> **EXCERPTED DATA**

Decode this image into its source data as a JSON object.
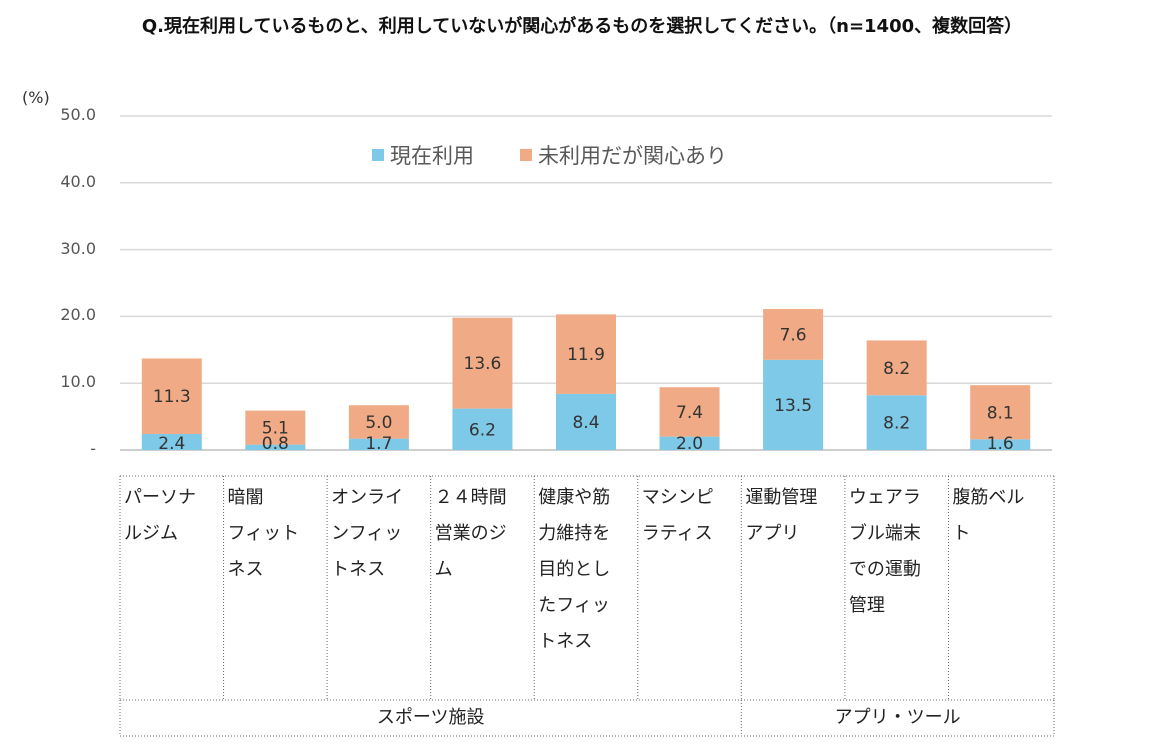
{
  "title": "Q.現在利用しているものと、利用していないが関心があるものを選択してください。（n=1400、複数回答）",
  "chart_data": {
    "type": "bar",
    "stacked": true,
    "title": "Q.現在利用しているものと、利用していないが関心があるものを選択してください。（n=1400、複数回答）",
    "ylabel": "(%)",
    "ylim": [
      0,
      50
    ],
    "yticks": [
      "-",
      "10.0",
      "20.0",
      "30.0",
      "40.0",
      "50.0"
    ],
    "grid": true,
    "legend_position": "top",
    "categories": [
      "パーソナルジム",
      "暗闇フィットネス",
      "オンラインフィットネス",
      "２４時間営業のジム",
      "健康や筋力維持を目的としたフィットネス",
      "マシンピラティス",
      "運動管理アプリ",
      "ウェアラブル端末での運動管理",
      "腹筋ベルト"
    ],
    "category_lines": [
      [
        "パーソナ",
        "ルジム"
      ],
      [
        "暗闇",
        "フィット",
        "ネス"
      ],
      [
        "オンライ",
        "ンフィッ",
        "トネス"
      ],
      [
        "２４時間",
        "営業のジ",
        "ム"
      ],
      [
        "健康や筋",
        "力維持を",
        "目的とし",
        "たフィッ",
        "トネス"
      ],
      [
        "マシンピ",
        "ラティス"
      ],
      [
        "運動管理",
        "アプリ"
      ],
      [
        "ウェアラ",
        "ブル端末",
        "での運動",
        "管理"
      ],
      [
        "腹筋ベル",
        "ト"
      ]
    ],
    "groups": [
      {
        "label": "スポーツ施設",
        "span": 6
      },
      {
        "label": "アプリ・ツール",
        "span": 3
      }
    ],
    "series": [
      {
        "name": "現在利用",
        "color": "#7EC8E8",
        "values": [
          2.4,
          0.8,
          1.7,
          6.2,
          8.4,
          2.0,
          13.5,
          8.2,
          1.6
        ],
        "labels": [
          "2.4",
          "0.8",
          "1.7",
          "6.2",
          "8.4",
          "2.0",
          "13.5",
          "8.2",
          "1.6"
        ]
      },
      {
        "name": "未利用だが関心あり",
        "color": "#F0AA85",
        "values": [
          11.3,
          5.1,
          5.0,
          13.6,
          11.9,
          7.4,
          7.6,
          8.2,
          8.1
        ],
        "labels": [
          "11.3",
          "5.1",
          "5.0",
          "13.6",
          "11.9",
          "7.4",
          "7.6",
          "8.2",
          "8.1"
        ]
      }
    ]
  }
}
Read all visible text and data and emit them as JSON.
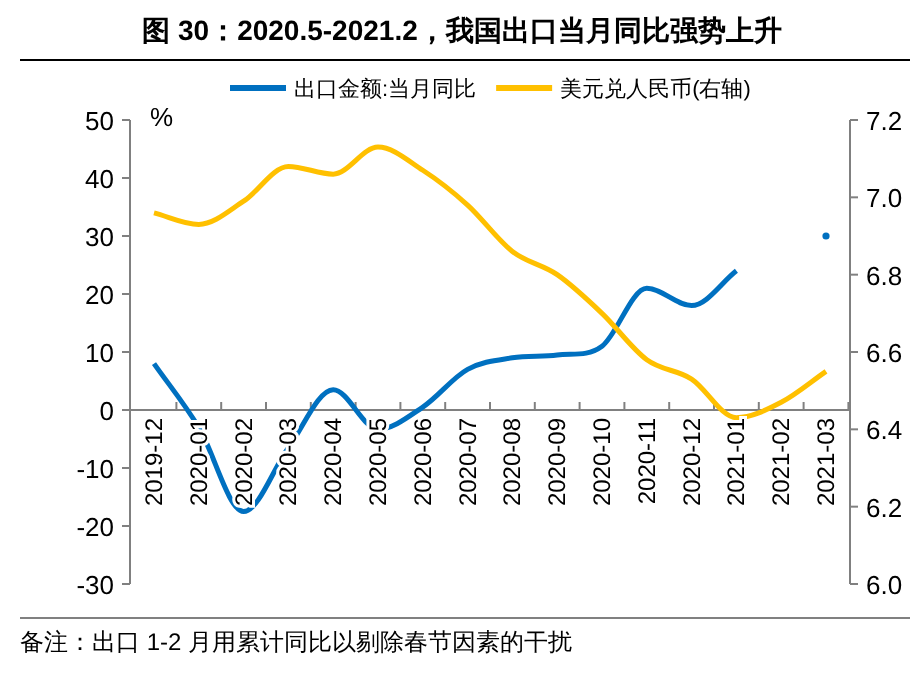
{
  "chart_data": {
    "type": "line",
    "title": "图 30：2020.5-2021.2，我国出口当月同比强势上升",
    "ylabel": "%",
    "categories": [
      "2019-12",
      "2020-01",
      "2020-02",
      "2020-03",
      "2020-04",
      "2020-05",
      "2020-06",
      "2020-07",
      "2020-08",
      "2020-09",
      "2020-10",
      "2020-11",
      "2020-12",
      "2021-01",
      "2021-02",
      "2021-03"
    ],
    "series": [
      {
        "name": "出口金额:当月同比",
        "color": "#0070c0",
        "values": [
          8,
          -3,
          -17.5,
          -6.5,
          3.5,
          -3.3,
          0.5,
          7,
          9,
          9.5,
          11,
          21,
          18,
          24,
          null,
          30
        ]
      },
      {
        "name": "美元兑人民币(右轴)",
        "color": "#ffc000",
        "axis": "y2",
        "values": [
          6.96,
          6.93,
          6.99,
          7.08,
          7.06,
          7.13,
          7.07,
          6.98,
          6.86,
          6.8,
          6.7,
          6.58,
          6.53,
          6.43,
          6.47,
          6.55
        ]
      }
    ],
    "ylim": [
      -30,
      50
    ],
    "yticks": [
      -30,
      -20,
      -10,
      0,
      10,
      20,
      30,
      40,
      50
    ],
    "y2lim": [
      6.0,
      7.2
    ],
    "y2ticks": [
      {
        "value": 6.0,
        "label": "6.0"
      },
      6.2,
      6.4,
      6.6,
      6.8,
      {
        "value": 7.0,
        "label": "7.0"
      },
      7.2
    ],
    "legend": "top",
    "annotations": [
      "备注：出口 1-2 月用累计同比以剔除春节因素的干扰"
    ]
  }
}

> **WRITTEN REQUEST**
Retype each record exactly as it stands, but do not include the pictures.

> **WRITTEN SOLUTION**
Decode this image into its source data as a JSON object.
{
  "title": "Q.現在利用しているものと、利用していないが関心があるものを選択してください。（n=1400、複数回答）",
  "chart_data": {
    "type": "bar",
    "stacked": true,
    "title": "Q.現在利用しているものと、利用していないが関心があるものを選択してください。（n=1400、複数回答）",
    "ylabel": "(%)",
    "ylim": [
      0,
      50
    ],
    "yticks": [
      "-",
      "10.0",
      "20.0",
      "30.0",
      "40.0",
      "50.0"
    ],
    "grid": true,
    "legend_position": "top",
    "categories": [
      "パーソナルジム",
      "暗闇フィットネス",
      "オンラインフィットネス",
      "２４時間営業のジム",
      "健康や筋力維持を目的としたフィットネス",
      "マシンピラティス",
      "運動管理アプリ",
      "ウェアラブル端末での運動管理",
      "腹筋ベルト"
    ],
    "category_lines": [
      [
        "パーソナ",
        "ルジム"
      ],
      [
        "暗闇",
        "フィット",
        "ネス"
      ],
      [
        "オンライ",
        "ンフィッ",
        "トネス"
      ],
      [
        "２４時間",
        "営業のジ",
        "ム"
      ],
      [
        "健康や筋",
        "力維持を",
        "目的とし",
        "たフィッ",
        "トネス"
      ],
      [
        "マシンピ",
        "ラティス"
      ],
      [
        "運動管理",
        "アプリ"
      ],
      [
        "ウェアラ",
        "ブル端末",
        "での運動",
        "管理"
      ],
      [
        "腹筋ベル",
        "ト"
      ]
    ],
    "groups": [
      {
        "label": "スポーツ施設",
        "span": 6
      },
      {
        "label": "アプリ・ツール",
        "span": 3
      }
    ],
    "series": [
      {
        "name": "現在利用",
        "color": "#7EC8E8",
        "values": [
          2.4,
          0.8,
          1.7,
          6.2,
          8.4,
          2.0,
          13.5,
          8.2,
          1.6
        ],
        "labels": [
          "2.4",
          "0.8",
          "1.7",
          "6.2",
          "8.4",
          "2.0",
          "13.5",
          "8.2",
          "1.6"
        ]
      },
      {
        "name": "未利用だが関心あり",
        "color": "#F0AA85",
        "values": [
          11.3,
          5.1,
          5.0,
          13.6,
          11.9,
          7.4,
          7.6,
          8.2,
          8.1
        ],
        "labels": [
          "11.3",
          "5.1",
          "5.0",
          "13.6",
          "11.9",
          "7.4",
          "7.6",
          "8.2",
          "8.1"
        ]
      }
    ]
  }
}
Read all visible text and data and emit them as JSON.
{
  "chart_data": {
    "type": "line",
    "title": "图 30：2020.5-2021.2，我国出口当月同比强势上升",
    "ylabel": "%",
    "categories": [
      "2019-12",
      "2020-01",
      "2020-02",
      "2020-03",
      "2020-04",
      "2020-05",
      "2020-06",
      "2020-07",
      "2020-08",
      "2020-09",
      "2020-10",
      "2020-11",
      "2020-12",
      "2021-01",
      "2021-02",
      "2021-03"
    ],
    "series": [
      {
        "name": "出口金额:当月同比",
        "color": "#0070c0",
        "values": [
          8,
          -3,
          -17.5,
          -6.5,
          3.5,
          -3.3,
          0.5,
          7,
          9,
          9.5,
          11,
          21,
          18,
          24,
          null,
          30
        ]
      },
      {
        "name": "美元兑人民币(右轴)",
        "color": "#ffc000",
        "axis": "y2",
        "values": [
          6.96,
          6.93,
          6.99,
          7.08,
          7.06,
          7.13,
          7.07,
          6.98,
          6.86,
          6.8,
          6.7,
          6.58,
          6.53,
          6.43,
          6.47,
          6.55
        ]
      }
    ],
    "ylim": [
      -30,
      50
    ],
    "yticks": [
      -30,
      -20,
      -10,
      0,
      10,
      20,
      30,
      40,
      50
    ],
    "y2lim": [
      6.0,
      7.2
    ],
    "y2ticks": [
      {
        "value": 6.0,
        "label": "6.0"
      },
      6.2,
      6.4,
      6.6,
      6.8,
      {
        "value": 7.0,
        "label": "7.0"
      },
      7.2
    ],
    "legend": "top",
    "annotations": [
      "备注：出口 1-2 月用累计同比以剔除春节因素的干扰"
    ]
  }
}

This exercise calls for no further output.